**TASK INPUTS:**
·····
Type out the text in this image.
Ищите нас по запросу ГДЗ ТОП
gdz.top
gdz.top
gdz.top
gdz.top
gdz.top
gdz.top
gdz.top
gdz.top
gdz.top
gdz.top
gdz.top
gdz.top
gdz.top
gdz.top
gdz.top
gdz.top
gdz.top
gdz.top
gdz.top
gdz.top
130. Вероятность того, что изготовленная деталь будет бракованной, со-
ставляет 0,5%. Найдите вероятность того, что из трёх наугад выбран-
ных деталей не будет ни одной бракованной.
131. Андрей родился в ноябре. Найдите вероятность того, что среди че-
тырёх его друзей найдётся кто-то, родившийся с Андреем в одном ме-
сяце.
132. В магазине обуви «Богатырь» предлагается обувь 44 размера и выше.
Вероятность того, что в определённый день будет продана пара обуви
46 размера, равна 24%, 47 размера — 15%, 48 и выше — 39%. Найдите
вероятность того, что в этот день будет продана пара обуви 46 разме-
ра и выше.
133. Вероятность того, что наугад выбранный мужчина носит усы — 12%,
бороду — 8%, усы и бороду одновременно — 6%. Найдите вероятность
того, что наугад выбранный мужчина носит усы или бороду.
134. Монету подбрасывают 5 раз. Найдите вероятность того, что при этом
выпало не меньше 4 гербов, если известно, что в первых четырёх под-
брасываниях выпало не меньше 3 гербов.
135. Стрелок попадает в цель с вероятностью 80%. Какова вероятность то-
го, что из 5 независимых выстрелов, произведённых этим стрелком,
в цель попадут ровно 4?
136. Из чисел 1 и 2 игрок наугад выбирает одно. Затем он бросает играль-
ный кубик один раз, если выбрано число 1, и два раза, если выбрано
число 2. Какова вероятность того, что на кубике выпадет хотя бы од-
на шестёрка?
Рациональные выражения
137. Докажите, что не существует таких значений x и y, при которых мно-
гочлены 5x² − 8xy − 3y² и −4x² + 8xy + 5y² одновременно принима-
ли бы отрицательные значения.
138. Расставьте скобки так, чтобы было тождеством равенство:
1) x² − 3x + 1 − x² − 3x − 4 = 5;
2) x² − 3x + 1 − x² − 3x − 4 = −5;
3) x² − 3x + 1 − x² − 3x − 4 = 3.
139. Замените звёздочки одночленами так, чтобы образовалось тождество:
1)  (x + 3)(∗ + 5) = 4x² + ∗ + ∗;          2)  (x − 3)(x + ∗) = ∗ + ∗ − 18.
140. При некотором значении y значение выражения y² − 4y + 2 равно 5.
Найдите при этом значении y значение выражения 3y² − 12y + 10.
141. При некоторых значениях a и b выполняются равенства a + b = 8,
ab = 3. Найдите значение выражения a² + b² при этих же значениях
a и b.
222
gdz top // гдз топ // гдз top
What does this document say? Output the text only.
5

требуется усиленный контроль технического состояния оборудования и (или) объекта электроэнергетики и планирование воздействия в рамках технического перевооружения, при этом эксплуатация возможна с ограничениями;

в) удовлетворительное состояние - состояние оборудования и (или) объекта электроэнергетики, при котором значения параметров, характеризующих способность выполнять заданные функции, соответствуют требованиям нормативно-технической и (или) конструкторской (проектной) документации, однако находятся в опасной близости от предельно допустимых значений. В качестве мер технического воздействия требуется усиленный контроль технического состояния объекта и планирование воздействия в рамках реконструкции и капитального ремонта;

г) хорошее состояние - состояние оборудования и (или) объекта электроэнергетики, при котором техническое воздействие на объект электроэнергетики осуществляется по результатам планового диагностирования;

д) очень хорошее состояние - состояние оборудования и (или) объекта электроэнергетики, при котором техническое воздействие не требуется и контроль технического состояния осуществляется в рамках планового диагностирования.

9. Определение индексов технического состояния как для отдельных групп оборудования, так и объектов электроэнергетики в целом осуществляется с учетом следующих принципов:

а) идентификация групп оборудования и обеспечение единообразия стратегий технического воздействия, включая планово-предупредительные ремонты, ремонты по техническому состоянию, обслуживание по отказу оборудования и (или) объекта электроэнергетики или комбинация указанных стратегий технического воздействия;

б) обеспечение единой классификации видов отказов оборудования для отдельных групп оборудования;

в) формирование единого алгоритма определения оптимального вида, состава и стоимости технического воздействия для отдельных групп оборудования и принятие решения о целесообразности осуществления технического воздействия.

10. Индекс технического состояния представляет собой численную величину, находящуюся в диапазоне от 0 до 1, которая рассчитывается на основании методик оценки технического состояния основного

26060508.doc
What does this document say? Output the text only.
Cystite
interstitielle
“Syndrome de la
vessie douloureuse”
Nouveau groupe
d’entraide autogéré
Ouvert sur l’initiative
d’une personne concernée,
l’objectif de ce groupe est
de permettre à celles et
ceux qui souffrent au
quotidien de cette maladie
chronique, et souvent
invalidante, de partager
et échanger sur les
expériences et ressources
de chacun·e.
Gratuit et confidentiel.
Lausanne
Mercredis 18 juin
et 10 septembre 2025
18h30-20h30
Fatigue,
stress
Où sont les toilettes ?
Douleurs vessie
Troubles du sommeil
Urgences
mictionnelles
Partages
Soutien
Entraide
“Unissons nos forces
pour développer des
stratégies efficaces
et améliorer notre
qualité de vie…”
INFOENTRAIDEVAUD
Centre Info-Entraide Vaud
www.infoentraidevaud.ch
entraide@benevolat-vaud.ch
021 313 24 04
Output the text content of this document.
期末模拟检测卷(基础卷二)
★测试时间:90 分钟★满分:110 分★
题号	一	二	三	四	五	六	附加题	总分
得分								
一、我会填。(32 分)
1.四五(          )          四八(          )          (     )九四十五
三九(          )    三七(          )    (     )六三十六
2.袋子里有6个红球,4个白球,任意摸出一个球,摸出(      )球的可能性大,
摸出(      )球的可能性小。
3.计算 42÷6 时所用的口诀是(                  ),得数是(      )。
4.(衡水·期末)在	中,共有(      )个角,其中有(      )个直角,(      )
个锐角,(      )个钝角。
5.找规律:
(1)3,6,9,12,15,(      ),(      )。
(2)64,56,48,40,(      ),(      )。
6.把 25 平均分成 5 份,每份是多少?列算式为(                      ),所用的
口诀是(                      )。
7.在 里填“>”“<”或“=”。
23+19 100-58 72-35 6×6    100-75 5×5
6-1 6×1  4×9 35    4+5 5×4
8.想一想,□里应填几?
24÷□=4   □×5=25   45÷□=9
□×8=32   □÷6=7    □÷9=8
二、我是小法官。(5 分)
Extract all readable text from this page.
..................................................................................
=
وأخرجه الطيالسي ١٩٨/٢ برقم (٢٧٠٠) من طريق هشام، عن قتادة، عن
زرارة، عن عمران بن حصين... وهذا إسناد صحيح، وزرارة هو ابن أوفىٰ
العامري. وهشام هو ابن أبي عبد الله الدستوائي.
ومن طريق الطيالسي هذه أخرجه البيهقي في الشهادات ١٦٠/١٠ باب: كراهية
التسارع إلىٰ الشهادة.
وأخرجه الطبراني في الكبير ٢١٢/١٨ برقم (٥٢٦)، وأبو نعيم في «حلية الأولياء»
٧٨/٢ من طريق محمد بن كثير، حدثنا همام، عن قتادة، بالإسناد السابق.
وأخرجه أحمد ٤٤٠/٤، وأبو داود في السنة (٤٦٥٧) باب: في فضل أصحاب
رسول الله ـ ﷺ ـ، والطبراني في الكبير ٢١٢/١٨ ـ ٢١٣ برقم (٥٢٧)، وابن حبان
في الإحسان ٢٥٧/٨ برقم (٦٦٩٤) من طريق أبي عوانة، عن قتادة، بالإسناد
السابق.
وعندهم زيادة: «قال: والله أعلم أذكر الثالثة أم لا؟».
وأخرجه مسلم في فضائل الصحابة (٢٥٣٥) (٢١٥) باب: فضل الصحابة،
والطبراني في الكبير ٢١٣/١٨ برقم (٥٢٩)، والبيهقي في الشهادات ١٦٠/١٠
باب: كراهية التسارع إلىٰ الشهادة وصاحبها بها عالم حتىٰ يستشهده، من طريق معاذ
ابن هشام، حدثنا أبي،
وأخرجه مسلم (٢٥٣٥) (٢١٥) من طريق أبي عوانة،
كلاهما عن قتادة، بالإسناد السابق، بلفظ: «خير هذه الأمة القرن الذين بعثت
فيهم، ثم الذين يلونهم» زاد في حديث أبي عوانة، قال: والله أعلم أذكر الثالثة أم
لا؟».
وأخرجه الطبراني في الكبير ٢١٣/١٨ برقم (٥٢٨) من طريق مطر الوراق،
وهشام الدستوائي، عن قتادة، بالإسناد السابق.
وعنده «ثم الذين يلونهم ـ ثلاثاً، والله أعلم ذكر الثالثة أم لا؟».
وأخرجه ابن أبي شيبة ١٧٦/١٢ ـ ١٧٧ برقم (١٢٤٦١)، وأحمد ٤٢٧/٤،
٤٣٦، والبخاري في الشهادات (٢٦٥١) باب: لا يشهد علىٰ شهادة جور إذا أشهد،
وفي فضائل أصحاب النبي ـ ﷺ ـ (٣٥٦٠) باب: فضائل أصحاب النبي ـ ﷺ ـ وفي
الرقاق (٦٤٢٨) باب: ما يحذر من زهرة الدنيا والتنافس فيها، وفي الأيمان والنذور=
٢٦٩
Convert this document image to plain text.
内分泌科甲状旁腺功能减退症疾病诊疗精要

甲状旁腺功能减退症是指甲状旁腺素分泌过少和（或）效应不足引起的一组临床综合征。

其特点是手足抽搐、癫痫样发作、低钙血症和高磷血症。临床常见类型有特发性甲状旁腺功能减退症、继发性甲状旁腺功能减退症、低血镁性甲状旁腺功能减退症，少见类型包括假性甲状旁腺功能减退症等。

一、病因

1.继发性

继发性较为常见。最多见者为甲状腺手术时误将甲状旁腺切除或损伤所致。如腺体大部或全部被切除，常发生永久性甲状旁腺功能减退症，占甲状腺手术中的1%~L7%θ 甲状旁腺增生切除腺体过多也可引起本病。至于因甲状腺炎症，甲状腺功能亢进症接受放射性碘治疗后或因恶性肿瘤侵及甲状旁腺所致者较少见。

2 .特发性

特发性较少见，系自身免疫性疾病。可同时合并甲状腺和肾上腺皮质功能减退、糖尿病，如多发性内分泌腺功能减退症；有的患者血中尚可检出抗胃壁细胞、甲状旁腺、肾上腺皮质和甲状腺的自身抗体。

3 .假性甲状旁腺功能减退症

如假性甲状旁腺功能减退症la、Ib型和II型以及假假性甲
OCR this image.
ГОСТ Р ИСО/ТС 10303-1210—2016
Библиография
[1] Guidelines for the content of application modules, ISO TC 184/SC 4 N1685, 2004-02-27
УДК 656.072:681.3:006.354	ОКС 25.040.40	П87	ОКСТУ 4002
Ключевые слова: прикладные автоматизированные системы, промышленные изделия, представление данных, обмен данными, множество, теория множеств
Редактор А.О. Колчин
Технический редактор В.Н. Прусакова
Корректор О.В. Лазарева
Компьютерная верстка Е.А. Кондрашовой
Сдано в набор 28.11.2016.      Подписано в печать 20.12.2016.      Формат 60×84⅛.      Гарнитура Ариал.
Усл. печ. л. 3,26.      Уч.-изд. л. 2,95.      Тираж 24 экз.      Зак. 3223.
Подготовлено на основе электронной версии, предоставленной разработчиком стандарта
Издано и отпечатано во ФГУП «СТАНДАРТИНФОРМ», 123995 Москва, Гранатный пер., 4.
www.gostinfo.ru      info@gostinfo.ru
·····
**DIRECTIVE:** Pick out the lines containing the string "чтобы" and show them.

**TASK SOLUTION:**
138. Расставьте скобки так, чтобы было тождеством равенство:
139. Замените звёздочки одночленами так, чтобы образовалось тождество:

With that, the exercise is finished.